What is expected: Collect every line below that contains the word "Budimansyah".

============

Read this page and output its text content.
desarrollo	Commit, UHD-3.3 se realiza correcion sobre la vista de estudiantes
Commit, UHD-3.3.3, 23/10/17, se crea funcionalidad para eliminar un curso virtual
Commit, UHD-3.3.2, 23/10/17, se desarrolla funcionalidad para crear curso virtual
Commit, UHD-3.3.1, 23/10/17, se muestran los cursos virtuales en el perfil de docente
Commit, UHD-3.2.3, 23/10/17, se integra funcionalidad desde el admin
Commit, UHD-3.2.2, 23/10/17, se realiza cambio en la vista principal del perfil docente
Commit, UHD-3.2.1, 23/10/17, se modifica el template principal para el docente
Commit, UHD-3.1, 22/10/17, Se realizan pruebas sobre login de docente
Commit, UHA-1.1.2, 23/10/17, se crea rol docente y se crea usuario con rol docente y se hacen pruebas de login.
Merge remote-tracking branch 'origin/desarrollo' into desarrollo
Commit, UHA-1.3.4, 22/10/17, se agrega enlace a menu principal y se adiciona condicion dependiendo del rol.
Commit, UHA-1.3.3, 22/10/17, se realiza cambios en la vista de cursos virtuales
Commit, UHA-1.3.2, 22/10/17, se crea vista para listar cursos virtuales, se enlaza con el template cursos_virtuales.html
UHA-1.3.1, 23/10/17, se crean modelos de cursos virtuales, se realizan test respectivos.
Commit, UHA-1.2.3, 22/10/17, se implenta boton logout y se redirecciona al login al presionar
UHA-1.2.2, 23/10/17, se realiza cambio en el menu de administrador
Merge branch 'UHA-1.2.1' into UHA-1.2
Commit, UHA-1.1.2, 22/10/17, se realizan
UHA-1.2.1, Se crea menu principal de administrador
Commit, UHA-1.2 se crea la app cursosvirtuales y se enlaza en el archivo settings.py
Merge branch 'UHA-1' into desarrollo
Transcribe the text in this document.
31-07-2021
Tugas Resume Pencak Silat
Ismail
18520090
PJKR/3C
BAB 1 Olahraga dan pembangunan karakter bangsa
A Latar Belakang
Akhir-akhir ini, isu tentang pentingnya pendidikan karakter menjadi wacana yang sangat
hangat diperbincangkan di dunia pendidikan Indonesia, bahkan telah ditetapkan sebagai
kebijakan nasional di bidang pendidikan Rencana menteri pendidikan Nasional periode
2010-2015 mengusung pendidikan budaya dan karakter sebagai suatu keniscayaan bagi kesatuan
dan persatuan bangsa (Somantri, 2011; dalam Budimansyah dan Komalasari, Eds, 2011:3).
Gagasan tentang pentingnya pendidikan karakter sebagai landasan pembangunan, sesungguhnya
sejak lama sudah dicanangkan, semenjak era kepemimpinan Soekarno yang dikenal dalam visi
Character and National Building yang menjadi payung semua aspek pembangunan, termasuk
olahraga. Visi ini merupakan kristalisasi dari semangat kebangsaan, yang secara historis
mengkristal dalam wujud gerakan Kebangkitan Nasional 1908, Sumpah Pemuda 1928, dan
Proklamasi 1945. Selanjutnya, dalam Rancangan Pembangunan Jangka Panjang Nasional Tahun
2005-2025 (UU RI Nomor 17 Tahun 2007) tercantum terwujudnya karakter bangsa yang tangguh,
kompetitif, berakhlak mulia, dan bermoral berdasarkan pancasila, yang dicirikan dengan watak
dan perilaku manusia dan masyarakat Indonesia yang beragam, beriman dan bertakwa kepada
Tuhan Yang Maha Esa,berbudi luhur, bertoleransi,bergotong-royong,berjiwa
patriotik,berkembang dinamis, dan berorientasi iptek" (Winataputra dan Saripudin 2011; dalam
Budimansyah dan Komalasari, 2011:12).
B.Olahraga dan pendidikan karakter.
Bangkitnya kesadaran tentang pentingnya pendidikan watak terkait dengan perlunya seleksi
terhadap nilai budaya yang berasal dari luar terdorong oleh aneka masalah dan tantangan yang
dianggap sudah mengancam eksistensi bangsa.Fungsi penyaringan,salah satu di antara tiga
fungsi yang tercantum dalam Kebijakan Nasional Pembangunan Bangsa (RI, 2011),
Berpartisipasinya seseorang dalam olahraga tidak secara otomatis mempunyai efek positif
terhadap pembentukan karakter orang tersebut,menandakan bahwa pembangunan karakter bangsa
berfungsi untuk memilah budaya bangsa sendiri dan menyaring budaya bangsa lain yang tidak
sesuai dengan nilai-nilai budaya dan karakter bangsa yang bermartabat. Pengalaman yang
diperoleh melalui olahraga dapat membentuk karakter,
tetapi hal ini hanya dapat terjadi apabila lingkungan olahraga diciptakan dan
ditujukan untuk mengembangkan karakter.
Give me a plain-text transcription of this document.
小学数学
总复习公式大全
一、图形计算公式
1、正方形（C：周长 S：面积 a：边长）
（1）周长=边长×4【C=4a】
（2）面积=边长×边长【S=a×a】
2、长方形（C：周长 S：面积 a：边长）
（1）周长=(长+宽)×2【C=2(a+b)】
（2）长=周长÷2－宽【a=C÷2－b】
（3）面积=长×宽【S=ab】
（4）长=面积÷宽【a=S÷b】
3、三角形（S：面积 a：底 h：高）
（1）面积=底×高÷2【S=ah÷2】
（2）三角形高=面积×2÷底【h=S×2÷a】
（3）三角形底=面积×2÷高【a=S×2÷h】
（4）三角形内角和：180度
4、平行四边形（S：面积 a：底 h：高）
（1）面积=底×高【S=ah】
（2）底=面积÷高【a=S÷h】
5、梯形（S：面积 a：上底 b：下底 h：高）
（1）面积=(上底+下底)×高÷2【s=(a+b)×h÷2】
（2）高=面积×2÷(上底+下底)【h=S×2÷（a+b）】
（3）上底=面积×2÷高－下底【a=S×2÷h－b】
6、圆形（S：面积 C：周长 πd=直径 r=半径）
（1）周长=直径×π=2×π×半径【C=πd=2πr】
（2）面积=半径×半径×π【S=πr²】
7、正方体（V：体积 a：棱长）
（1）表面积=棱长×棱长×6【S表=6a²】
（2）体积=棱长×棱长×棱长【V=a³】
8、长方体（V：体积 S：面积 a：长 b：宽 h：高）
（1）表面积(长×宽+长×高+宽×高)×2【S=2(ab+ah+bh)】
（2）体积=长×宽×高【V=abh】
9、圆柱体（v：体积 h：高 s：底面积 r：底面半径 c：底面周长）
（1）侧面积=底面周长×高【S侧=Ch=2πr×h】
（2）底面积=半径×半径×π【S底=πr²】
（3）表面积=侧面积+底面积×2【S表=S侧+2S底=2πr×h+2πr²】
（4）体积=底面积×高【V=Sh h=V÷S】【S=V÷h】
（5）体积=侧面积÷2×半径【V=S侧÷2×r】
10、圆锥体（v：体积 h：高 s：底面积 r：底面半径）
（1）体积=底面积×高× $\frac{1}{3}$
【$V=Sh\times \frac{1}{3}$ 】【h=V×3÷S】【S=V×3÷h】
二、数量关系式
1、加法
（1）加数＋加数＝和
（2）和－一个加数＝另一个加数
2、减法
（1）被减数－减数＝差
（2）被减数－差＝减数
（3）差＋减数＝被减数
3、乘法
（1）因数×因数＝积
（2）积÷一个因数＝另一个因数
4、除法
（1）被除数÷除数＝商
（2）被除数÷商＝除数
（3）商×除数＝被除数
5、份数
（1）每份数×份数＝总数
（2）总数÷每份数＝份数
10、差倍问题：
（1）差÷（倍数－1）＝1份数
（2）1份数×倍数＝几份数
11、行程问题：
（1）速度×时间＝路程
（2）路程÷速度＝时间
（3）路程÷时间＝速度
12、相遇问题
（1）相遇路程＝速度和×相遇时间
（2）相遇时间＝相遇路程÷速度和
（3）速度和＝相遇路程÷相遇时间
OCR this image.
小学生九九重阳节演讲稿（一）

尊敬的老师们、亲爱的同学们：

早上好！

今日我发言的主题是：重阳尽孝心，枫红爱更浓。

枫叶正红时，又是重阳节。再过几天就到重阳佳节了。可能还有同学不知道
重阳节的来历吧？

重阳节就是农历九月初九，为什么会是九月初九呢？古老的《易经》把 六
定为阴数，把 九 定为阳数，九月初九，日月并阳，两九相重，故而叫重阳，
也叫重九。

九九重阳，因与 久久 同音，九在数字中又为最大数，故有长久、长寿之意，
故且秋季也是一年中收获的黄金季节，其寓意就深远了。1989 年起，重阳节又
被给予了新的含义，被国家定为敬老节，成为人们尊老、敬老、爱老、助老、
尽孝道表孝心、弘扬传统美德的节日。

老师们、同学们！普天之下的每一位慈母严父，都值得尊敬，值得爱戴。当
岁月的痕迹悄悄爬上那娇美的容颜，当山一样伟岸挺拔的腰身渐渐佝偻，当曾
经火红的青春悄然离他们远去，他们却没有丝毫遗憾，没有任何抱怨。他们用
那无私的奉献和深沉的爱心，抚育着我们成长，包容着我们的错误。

============

Task result:
dan persatuan bangsa (Somantri, 2011; dalam Budimansyah dan Komalasari, Eds, 2011:3).
Budimansyah dan Komalasari, 2011:12).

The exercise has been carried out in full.